PROBLEM STATEMENT. Look below and pull out each line with the word "中恒信通技术有限公司".

DATASET CONTENT.
════

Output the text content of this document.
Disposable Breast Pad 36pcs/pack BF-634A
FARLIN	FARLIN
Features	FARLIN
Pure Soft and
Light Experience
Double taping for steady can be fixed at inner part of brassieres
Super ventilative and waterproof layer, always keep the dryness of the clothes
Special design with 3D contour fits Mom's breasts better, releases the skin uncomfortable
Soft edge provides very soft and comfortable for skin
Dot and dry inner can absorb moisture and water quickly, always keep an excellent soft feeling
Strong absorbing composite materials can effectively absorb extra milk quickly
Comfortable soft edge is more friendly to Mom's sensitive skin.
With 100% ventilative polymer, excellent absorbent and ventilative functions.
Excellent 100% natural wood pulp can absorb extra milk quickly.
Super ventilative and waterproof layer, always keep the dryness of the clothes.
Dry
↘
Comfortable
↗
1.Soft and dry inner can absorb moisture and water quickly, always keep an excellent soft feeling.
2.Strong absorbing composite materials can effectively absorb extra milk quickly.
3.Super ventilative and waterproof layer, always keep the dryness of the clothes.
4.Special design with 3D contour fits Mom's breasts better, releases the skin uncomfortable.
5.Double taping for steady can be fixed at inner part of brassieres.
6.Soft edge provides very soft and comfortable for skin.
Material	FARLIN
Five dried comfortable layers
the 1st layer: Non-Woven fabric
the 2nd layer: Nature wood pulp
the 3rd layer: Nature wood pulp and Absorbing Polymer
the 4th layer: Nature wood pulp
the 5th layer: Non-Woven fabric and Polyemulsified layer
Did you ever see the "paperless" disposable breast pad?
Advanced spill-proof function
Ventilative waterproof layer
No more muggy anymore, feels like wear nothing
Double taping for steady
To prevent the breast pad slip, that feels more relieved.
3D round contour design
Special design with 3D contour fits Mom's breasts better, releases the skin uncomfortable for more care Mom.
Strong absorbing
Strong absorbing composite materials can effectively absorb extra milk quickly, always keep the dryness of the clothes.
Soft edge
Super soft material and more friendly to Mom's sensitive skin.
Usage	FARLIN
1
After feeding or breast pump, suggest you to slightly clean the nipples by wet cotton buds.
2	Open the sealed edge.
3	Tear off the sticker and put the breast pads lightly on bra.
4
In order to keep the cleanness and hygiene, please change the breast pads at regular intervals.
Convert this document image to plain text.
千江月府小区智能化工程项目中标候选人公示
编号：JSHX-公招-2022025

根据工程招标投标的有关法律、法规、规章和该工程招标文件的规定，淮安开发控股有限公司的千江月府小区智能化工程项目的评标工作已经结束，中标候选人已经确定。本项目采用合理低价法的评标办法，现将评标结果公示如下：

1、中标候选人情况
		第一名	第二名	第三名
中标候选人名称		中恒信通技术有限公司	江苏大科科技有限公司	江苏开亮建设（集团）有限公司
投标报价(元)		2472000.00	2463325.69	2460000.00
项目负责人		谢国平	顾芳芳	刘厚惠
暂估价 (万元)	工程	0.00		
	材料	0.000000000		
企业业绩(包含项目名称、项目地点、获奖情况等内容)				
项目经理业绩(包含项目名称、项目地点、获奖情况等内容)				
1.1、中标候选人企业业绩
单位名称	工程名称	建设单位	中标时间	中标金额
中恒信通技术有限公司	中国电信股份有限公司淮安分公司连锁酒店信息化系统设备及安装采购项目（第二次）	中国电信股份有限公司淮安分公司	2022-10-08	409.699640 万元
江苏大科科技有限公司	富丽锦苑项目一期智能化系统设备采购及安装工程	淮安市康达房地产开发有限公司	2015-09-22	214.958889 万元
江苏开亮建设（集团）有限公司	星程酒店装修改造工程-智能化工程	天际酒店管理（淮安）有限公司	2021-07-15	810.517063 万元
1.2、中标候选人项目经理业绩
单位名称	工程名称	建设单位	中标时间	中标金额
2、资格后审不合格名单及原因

════

THE OUTPUT.
中标候选人名称		中恒信通技术有限公司	江苏大科科技有限公司	江苏开亮建设（集团）有限公司
中恒信通技术有限公司	中国电信股份有限公司淮安分公司连锁酒店信息化系统设备及安装采购项目（第二次）	中国电信股份有限公司淮安分公司	2022-10-08	409.699640 万元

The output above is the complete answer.